■ INFORMATION SHOWN ■

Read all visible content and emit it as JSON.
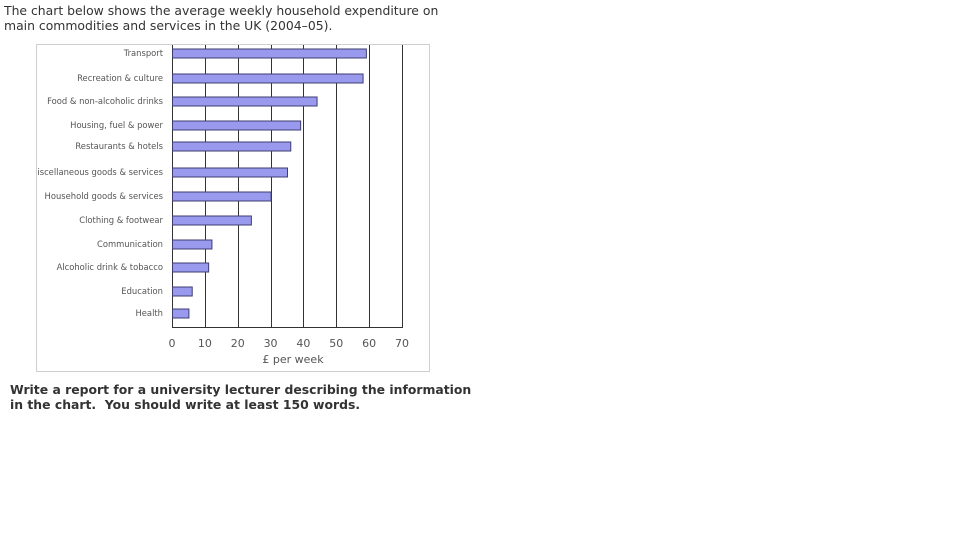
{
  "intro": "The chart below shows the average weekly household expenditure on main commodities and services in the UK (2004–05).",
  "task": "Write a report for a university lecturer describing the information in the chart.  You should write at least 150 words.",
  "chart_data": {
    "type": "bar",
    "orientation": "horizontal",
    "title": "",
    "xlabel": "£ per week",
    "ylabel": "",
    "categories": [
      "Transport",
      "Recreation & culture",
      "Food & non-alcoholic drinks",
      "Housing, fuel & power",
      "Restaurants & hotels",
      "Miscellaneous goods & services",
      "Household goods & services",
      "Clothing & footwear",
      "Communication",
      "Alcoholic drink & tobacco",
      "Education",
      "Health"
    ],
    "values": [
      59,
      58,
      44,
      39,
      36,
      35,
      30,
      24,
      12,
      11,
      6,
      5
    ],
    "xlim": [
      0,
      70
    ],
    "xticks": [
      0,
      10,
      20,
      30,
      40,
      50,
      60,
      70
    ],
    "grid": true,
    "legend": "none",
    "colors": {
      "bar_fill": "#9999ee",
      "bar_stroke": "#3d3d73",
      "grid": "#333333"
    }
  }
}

■ EXERCISE BRIEF ■
Retype each line of the listing above word for word. Exclude the pictures.

■ RESULT FOR THIS TASK ■
Read all visible content and emit it as JSON.
{
  "intro": "The chart below shows the average weekly household expenditure on main commodities and services in the UK (2004–05).",
  "task": "Write a report for a university lecturer describing the information in the chart.  You should write at least 150 words.",
  "chart_data": {
    "type": "bar",
    "orientation": "horizontal",
    "title": "",
    "xlabel": "£ per week",
    "ylabel": "",
    "categories": [
      "Transport",
      "Recreation & culture",
      "Food & non-alcoholic drinks",
      "Housing, fuel & power",
      "Restaurants & hotels",
      "Miscellaneous goods & services",
      "Household goods & services",
      "Clothing & footwear",
      "Communication",
      "Alcoholic drink & tobacco",
      "Education",
      "Health"
    ],
    "values": [
      59,
      58,
      44,
      39,
      36,
      35,
      30,
      24,
      12,
      11,
      6,
      5
    ],
    "xlim": [
      0,
      70
    ],
    "xticks": [
      0,
      10,
      20,
      30,
      40,
      50,
      60,
      70
    ],
    "grid": true,
    "legend": "none",
    "colors": {
      "bar_fill": "#9999ee",
      "bar_stroke": "#3d3d73",
      "grid": "#333333"
    }
  }
}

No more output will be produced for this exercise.